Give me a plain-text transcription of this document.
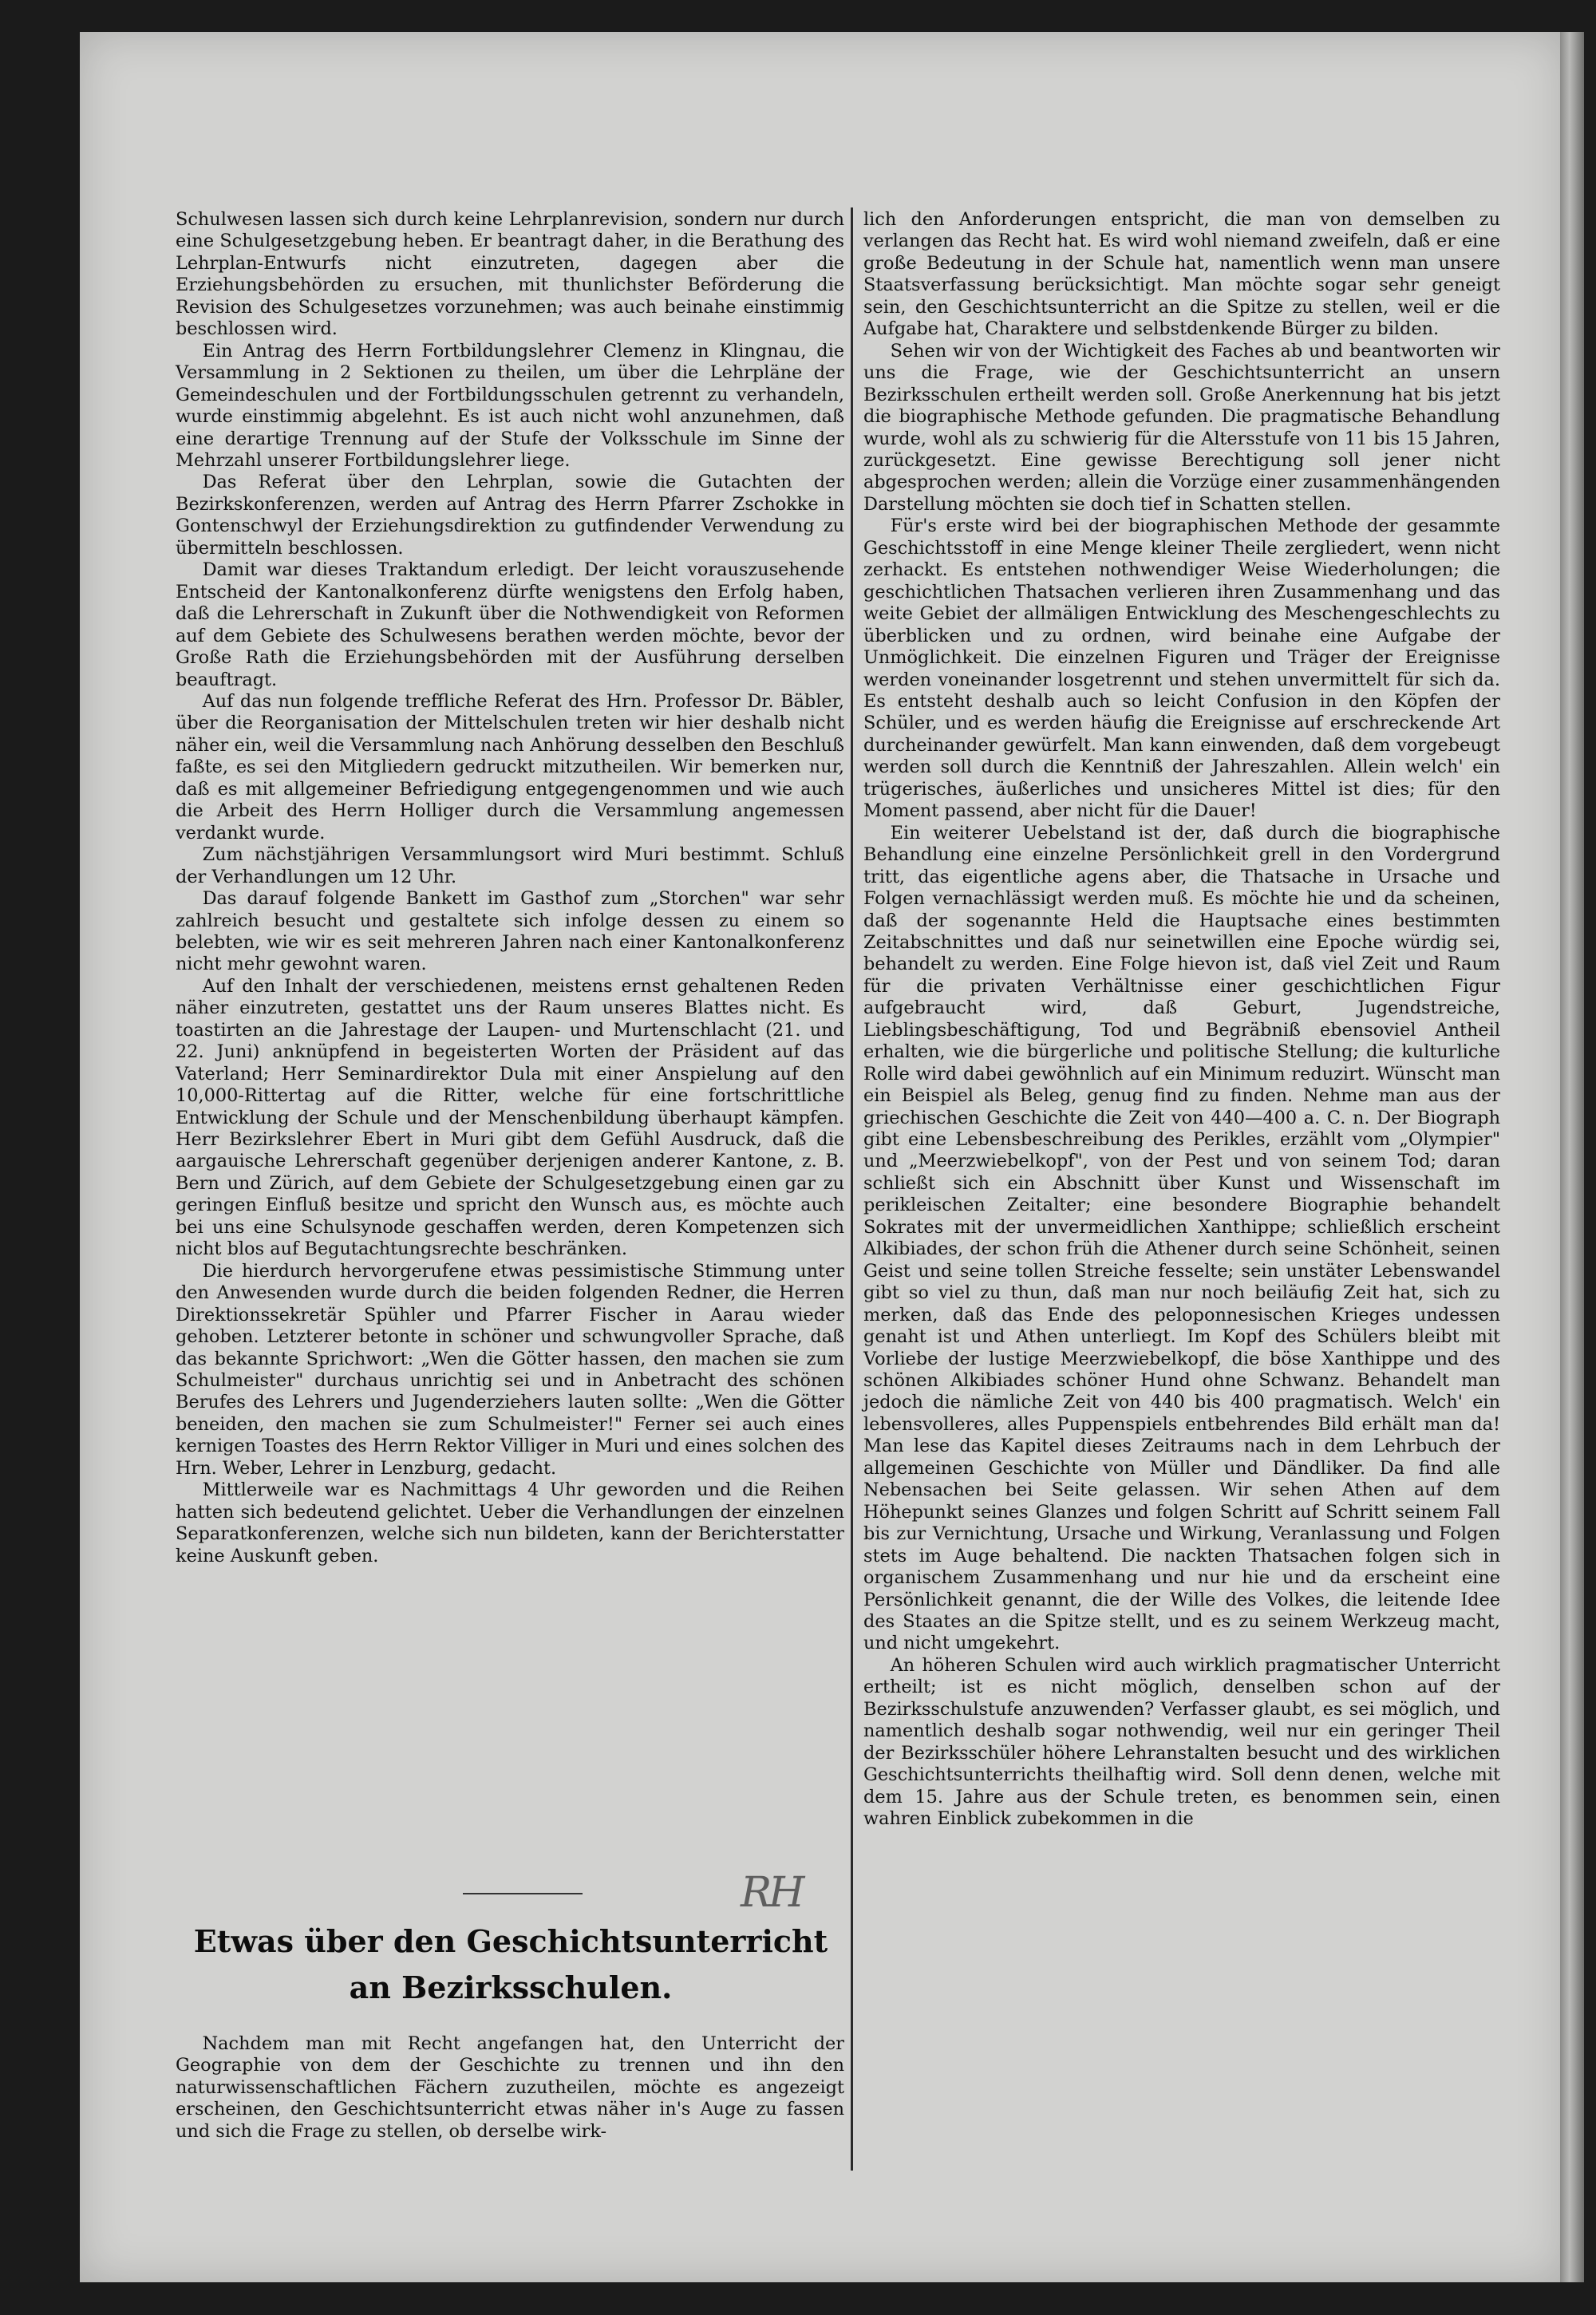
Schulwesen lassen sich durch keine Lehrplanrevision, sondern nur durch eine Schulgesetzgebung heben. Er beantragt daher, in die Berathung des Lehrplan-Entwurfs nicht einzutreten, dagegen aber die Erziehungsbehörden zu ersuchen, mit thunlichster Beförderung die Revision des Schulgesetzes vorzunehmen; was auch beinahe einstimmig beschlossen wird.

Ein Antrag des Herrn Fortbildungslehrer Clemenz in Klingnau, die Versammlung in 2 Sektionen zu theilen, um über die Lehrpläne der Gemeindeschulen und der Fortbildungsschulen getrennt zu verhandeln, wurde einstimmig abgelehnt. Es ist auch nicht wohl anzunehmen, daß eine derartige Trennung auf der Stufe der Volksschule im Sinne der Mehrzahl unserer Fortbildungslehrer liege.

Das Referat über den Lehrplan, sowie die Gutachten der Bezirkskonferenzen, werden auf Antrag des Herrn Pfarrer Zschokke in Gontenschwyl der Erziehungsdirektion zu gutfindender Verwendung zu übermitteln beschlossen.

Damit war dieses Traktandum erledigt. Der leicht vorauszusehende Entscheid der Kantonalkonferenz dürfte wenigstens den Erfolg haben, daß die Lehrerschaft in Zukunft über die Nothwendigkeit von Reformen auf dem Gebiete des Schulwesens berathen werden möchte, bevor der Große Rath die Erziehungsbehörden mit der Ausführung derselben beauftragt.

Auf das nun folgende treffliche Referat des Hrn. Professor Dr. Bäbler, über die Reorganisation der Mittelschulen treten wir hier deshalb nicht näher ein, weil die Versammlung nach Anhörung desselben den Beschluß faßte, es sei den Mitgliedern gedruckt mitzutheilen. Wir bemerken nur, daß es mit allgemeiner Befriedigung entgegengenommen und wie auch die Arbeit des Herrn Holliger durch die Versammlung angemessen verdankt wurde.

Zum nächstjährigen Versammlungsort wird Muri bestimmt. Schluß der Verhandlungen um 12 Uhr.

Das darauf folgende Bankett im Gasthof zum „Storchen" war sehr zahlreich besucht und gestaltete sich infolge dessen zu einem so belebten, wie wir es seit mehreren Jahren nach einer Kantonalkonferenz nicht mehr gewohnt waren.

Auf den Inhalt der verschiedenen, meistens ernst gehaltenen Reden näher einzutreten, gestattet uns der Raum unseres Blattes nicht. Es toastirten an die Jahrestage der Laupen- und Murtenschlacht (21. und 22. Juni) anknüpfend in begeisterten Worten der Präsident auf das Vaterland; Herr Seminardirektor Dula mit einer Anspielung auf den 10,000-Rittertag auf die Ritter, welche für eine fortschrittliche Entwicklung der Schule und der Menschenbildung überhaupt kämpfen. Herr Bezirkslehrer Ebert in Muri gibt dem Gefühl Ausdruck, daß die aargauische Lehrerschaft gegenüber derjenigen anderer Kantone, z. B. Bern und Zürich, auf dem Gebiete der Schulgesetzgebung einen gar zu geringen Einfluß besitze und spricht den Wunsch aus, es möchte auch bei uns eine Schulsynode geschaffen werden, deren Kompetenzen sich nicht blos auf Begutachtungsrechte beschränken.

Die hierdurch hervorgerufene etwas pessimistische Stimmung unter den Anwesenden wurde durch die beiden folgenden Redner, die Herren Direktionssekretär Spühler und Pfarrer Fischer in Aarau wieder gehoben. Letzterer betonte in schöner und schwungvoller Sprache, daß das bekannte Sprichwort: „Wen die Götter hassen, den machen sie zum Schulmeister" durchaus unrichtig sei und in Anbetracht des schönen Berufes des Lehrers und Jugenderziehers lauten sollte: „Wen die Götter beneiden, den machen sie zum Schulmeister!" Ferner sei auch eines kernigen Toastes des Herrn Rektor Villiger in Muri und eines solchen des Hrn. Weber, Lehrer in Lenzburg, gedacht.

Mittlerweile war es Nachmittags 4 Uhr geworden und die Reihen hatten sich bedeutend gelichtet. Ueber die Verhandlungen der einzelnen Separatkonferenzen, welche sich nun bildeten, kann der Berichterstatter keine Auskunft geben.

RH
Etwas über den Geschichtsunterricht an Bezirksschulen.

Nachdem man mit Recht angefangen hat, den Unterricht der Geographie von dem der Geschichte zu trennen und ihn den naturwissenschaftlichen Fächern zuzutheilen, möchte es angezeigt erscheinen, den Geschichtsunterricht etwas näher in's Auge zu fassen und sich die Frage zu stellen, ob derselbe wirk-

lich den Anforderungen entspricht, die man von demselben zu verlangen das Recht hat. Es wird wohl niemand zweifeln, daß er eine große Bedeutung in der Schule hat, namentlich wenn man unsere Staatsverfassung berücksichtigt. Man möchte sogar sehr geneigt sein, den Geschichtsunterricht an die Spitze zu stellen, weil er die Aufgabe hat, Charaktere und selbstdenkende Bürger zu bilden.

Sehen wir von der Wichtigkeit des Faches ab und beantworten wir uns die Frage, wie der Geschichtsunterricht an unsern Bezirksschulen ertheilt werden soll. Große Anerkennung hat bis jetzt die biographische Methode gefunden. Die pragmatische Behandlung wurde, wohl als zu schwierig für die Altersstufe von 11 bis 15 Jahren, zurückgesetzt. Eine gewisse Berechtigung soll jener nicht abgesprochen werden; allein die Vorzüge einer zusammenhängenden Darstellung möchten sie doch tief in Schatten stellen.

Für's erste wird bei der biographischen Methode der gesammte Geschichtsstoff in eine Menge kleiner Theile zergliedert, wenn nicht zerhackt. Es entstehen nothwendiger Weise Wiederholungen; die geschichtlichen Thatsachen verlieren ihren Zusammenhang und das weite Gebiet der allmäligen Entwicklung des Meschengeschlechts zu überblicken und zu ordnen, wird beinahe eine Aufgabe der Unmöglichkeit. Die einzelnen Figuren und Träger der Ereignisse werden voneinander losgetrennt und stehen unvermittelt für sich da. Es entsteht deshalb auch so leicht Confusion in den Köpfen der Schüler, und es werden häufig die Ereignisse auf erschreckende Art durcheinander gewürfelt. Man kann einwenden, daß dem vorgebeugt werden soll durch die Kenntniß der Jahreszahlen. Allein welch' ein trügerisches, äußerliches und unsicheres Mittel ist dies; für den Moment passend, aber nicht für die Dauer!

Ein weiterer Uebelstand ist der, daß durch die biographische Behandlung eine einzelne Persönlichkeit grell in den Vordergrund tritt, das eigentliche agens aber, die Thatsache in Ursache und Folgen vernachlässigt werden muß. Es möchte hie und da scheinen, daß der sogenannte Held die Hauptsache eines bestimmten Zeitabschnittes und daß nur seinetwillen eine Epoche würdig sei, behandelt zu werden. Eine Folge hievon ist, daß viel Zeit und Raum für die privaten Verhältnisse einer geschichtlichen Figur aufgebraucht wird, daß Geburt, Jugendstreiche, Lieblingsbeschäftigung, Tod und Begräbniß ebensoviel Antheil erhalten, wie die bürgerliche und politische Stellung; die kulturliche Rolle wird dabei gewöhnlich auf ein Minimum reduzirt. Wünscht man ein Beispiel als Beleg, genug find zu finden. Nehme man aus der griechischen Geschichte die Zeit von 440—400 a. C. n. Der Biograph gibt eine Lebensbeschreibung des Perikles, erzählt vom „Olympier" und „Meerzwiebelkopf", von der Pest und von seinem Tod; daran schließt sich ein Abschnitt über Kunst und Wissenschaft im perikleischen Zeitalter; eine besondere Biographie behandelt Sokrates mit der unvermeidlichen Xanthippe; schließlich erscheint Alkibiades, der schon früh die Athener durch seine Schönheit, seinen Geist und seine tollen Streiche fesselte; sein unstäter Lebenswandel gibt so viel zu thun, daß man nur noch beiläufig Zeit hat, sich zu merken, daß das Ende des peloponnesischen Krieges undessen genaht ist und Athen unterliegt. Im Kopf des Schülers bleibt mit Vorliebe der lustige Meerzwiebelkopf, die böse Xanthippe und des schönen Alkibiades schöner Hund ohne Schwanz. Behandelt man jedoch die nämliche Zeit von 440 bis 400 pragmatisch. Welch' ein lebensvolleres, alles Puppenspiels entbehrendes Bild erhält man da! Man lese das Kapitel dieses Zeitraums nach in dem Lehrbuch der allgemeinen Geschichte von Müller und Dändliker. Da find alle Nebensachen bei Seite gelassen. Wir sehen Athen auf dem Höhepunkt seines Glanzes und folgen Schritt auf Schritt seinem Fall bis zur Vernichtung, Ursache und Wirkung, Veranlassung und Folgen stets im Auge behaltend. Die nackten Thatsachen folgen sich in organischem Zusammenhang und nur hie und da erscheint eine Persönlichkeit genannt, die der Wille des Volkes, die leitende Idee des Staates an die Spitze stellt, und es zu seinem Werkzeug macht, und nicht umgekehrt.

An höheren Schulen wird auch wirklich pragmatischer Unterricht ertheilt; ist es nicht möglich, denselben schon auf der Bezirksschulstufe anzuwenden? Verfasser glaubt, es sei möglich, und namentlich deshalb sogar nothwendig, weil nur ein geringer Theil der Bezirksschüler höhere Lehranstalten besucht und des wirklichen Geschichtsunterrichts theilhaftig wird. Soll denn denen, welche mit dem 15. Jahre aus der Schule treten, es benommen sein, einen wahren Einblick zubekommen in die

------------------------------------

* **WORK TO BE COMPLETED**: Every line of the listing that holds "stellen" is to be counted; give only the resulting number.

* **YOUR RESPONSE**: 3